**Rows:**
+ + +
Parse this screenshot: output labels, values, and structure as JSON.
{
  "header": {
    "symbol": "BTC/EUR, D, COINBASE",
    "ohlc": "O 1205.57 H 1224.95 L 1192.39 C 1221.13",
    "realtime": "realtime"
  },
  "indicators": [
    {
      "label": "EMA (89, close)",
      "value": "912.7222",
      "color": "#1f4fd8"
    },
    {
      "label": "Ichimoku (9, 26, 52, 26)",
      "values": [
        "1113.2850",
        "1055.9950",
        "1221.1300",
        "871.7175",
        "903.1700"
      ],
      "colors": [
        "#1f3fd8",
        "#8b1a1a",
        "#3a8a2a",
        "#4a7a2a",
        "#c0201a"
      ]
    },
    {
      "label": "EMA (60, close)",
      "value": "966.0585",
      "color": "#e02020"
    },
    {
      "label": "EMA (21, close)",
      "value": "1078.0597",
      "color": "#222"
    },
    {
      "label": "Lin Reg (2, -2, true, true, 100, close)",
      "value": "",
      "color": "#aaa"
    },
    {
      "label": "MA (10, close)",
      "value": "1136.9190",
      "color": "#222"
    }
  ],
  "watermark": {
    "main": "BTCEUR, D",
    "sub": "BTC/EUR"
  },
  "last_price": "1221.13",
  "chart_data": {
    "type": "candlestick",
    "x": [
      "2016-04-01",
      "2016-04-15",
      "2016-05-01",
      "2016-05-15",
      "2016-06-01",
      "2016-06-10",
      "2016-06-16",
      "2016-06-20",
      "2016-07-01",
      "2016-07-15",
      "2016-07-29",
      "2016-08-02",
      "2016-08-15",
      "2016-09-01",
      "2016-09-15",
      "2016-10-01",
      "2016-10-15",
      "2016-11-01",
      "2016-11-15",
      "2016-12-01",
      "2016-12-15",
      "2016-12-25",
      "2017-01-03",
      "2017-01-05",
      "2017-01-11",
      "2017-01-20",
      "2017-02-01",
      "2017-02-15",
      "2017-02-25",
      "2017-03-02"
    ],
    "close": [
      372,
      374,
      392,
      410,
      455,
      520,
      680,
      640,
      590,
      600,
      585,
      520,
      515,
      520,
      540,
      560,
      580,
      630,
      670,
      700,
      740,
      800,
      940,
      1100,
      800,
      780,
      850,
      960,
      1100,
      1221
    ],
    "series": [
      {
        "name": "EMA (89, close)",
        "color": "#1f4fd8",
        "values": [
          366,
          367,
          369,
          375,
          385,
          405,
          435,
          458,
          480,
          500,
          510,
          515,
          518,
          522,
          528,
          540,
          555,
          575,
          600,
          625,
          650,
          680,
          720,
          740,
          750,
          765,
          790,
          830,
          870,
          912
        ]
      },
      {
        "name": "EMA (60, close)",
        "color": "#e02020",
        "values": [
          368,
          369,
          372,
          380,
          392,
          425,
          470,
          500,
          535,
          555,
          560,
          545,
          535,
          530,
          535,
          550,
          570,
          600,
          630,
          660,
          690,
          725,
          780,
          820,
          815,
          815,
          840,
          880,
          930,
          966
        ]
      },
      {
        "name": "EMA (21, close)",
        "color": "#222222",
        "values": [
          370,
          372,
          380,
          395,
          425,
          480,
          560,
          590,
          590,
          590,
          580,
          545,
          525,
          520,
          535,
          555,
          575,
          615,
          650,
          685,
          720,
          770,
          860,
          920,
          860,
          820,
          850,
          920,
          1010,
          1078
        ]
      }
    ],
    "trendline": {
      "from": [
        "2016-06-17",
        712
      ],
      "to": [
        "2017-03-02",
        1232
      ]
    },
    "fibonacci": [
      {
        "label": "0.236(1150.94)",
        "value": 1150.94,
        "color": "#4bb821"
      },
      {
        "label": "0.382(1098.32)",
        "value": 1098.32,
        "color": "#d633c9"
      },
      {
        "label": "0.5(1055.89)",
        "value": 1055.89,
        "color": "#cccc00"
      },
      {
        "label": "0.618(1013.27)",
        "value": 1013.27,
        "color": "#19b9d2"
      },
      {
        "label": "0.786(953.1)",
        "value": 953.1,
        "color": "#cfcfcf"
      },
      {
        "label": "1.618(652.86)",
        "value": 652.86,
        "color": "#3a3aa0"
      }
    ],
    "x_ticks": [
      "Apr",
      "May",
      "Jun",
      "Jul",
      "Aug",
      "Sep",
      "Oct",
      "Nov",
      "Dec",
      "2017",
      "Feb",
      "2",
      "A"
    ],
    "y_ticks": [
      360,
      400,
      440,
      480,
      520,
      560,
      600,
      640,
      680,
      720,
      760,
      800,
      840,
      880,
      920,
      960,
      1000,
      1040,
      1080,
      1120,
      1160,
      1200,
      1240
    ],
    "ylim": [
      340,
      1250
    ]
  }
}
+ + +
**To be done:** Give the number of lines that carry the word "name", with nothing added.

**Written solution:** 3